● EXERCISE DIRECTIONS
Please state how many lines in the records contain the string "designed", with no words besides the number.

---

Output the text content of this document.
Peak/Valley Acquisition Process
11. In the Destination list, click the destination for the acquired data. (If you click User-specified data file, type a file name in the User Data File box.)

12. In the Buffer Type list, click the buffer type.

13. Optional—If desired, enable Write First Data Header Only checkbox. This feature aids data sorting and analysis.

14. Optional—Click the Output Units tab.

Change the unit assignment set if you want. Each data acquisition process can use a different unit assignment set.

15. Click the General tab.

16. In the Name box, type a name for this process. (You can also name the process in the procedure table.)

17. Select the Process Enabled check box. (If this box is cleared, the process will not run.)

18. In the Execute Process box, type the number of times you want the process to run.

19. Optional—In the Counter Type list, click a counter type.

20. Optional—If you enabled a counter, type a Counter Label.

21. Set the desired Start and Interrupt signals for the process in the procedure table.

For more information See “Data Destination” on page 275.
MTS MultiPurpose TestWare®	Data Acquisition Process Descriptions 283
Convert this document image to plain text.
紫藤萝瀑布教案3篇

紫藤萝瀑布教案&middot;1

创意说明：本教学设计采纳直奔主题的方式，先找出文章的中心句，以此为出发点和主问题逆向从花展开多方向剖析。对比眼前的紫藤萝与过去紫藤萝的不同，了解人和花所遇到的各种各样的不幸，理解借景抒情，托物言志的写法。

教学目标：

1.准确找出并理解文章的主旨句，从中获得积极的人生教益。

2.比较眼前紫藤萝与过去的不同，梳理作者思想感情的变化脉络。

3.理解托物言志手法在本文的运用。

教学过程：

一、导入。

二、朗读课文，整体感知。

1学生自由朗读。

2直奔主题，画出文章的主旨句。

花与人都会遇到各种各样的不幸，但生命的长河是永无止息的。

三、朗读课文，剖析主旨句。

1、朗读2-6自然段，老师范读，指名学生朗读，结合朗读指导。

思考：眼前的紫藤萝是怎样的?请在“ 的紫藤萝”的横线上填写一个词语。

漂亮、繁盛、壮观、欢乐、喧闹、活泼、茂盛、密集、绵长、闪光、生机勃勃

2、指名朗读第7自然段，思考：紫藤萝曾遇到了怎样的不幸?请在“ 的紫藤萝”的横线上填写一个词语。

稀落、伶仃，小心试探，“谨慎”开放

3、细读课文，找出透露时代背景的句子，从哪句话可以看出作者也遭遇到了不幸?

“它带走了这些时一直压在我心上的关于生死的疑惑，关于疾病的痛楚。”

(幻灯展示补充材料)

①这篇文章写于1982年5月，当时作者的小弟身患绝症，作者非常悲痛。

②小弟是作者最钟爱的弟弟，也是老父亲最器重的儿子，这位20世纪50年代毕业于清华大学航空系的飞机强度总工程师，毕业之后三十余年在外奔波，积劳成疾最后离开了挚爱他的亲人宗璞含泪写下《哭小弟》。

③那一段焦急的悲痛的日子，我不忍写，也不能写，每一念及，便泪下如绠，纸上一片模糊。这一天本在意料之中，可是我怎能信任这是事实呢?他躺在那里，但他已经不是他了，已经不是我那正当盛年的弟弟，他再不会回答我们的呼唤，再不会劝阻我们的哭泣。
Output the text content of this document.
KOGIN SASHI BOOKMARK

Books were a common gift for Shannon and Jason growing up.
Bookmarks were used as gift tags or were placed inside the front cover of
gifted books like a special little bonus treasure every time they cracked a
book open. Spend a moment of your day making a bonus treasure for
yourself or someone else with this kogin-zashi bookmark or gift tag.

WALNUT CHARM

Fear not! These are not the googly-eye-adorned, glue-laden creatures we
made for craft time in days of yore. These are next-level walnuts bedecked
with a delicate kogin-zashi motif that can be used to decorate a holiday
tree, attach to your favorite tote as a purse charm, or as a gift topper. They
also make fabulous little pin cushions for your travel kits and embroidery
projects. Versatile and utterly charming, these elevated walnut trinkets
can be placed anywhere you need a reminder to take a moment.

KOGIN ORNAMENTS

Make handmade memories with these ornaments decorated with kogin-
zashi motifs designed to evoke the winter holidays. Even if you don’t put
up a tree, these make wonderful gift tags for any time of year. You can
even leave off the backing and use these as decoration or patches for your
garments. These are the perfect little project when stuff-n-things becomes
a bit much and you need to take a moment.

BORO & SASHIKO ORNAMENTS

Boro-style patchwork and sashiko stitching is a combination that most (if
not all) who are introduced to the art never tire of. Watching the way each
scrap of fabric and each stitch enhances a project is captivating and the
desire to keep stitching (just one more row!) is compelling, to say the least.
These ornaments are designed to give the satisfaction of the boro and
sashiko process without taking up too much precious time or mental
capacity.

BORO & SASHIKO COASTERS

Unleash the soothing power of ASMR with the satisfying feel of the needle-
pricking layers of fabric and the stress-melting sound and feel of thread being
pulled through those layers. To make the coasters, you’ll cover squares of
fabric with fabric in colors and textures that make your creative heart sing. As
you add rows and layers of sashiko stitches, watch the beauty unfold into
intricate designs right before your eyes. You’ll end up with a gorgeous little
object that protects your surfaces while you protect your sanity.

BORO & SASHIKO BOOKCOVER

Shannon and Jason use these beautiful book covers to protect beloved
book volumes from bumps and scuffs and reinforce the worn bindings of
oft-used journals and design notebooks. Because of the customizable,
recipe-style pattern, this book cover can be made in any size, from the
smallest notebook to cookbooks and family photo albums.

---

● FULL ANSWER
2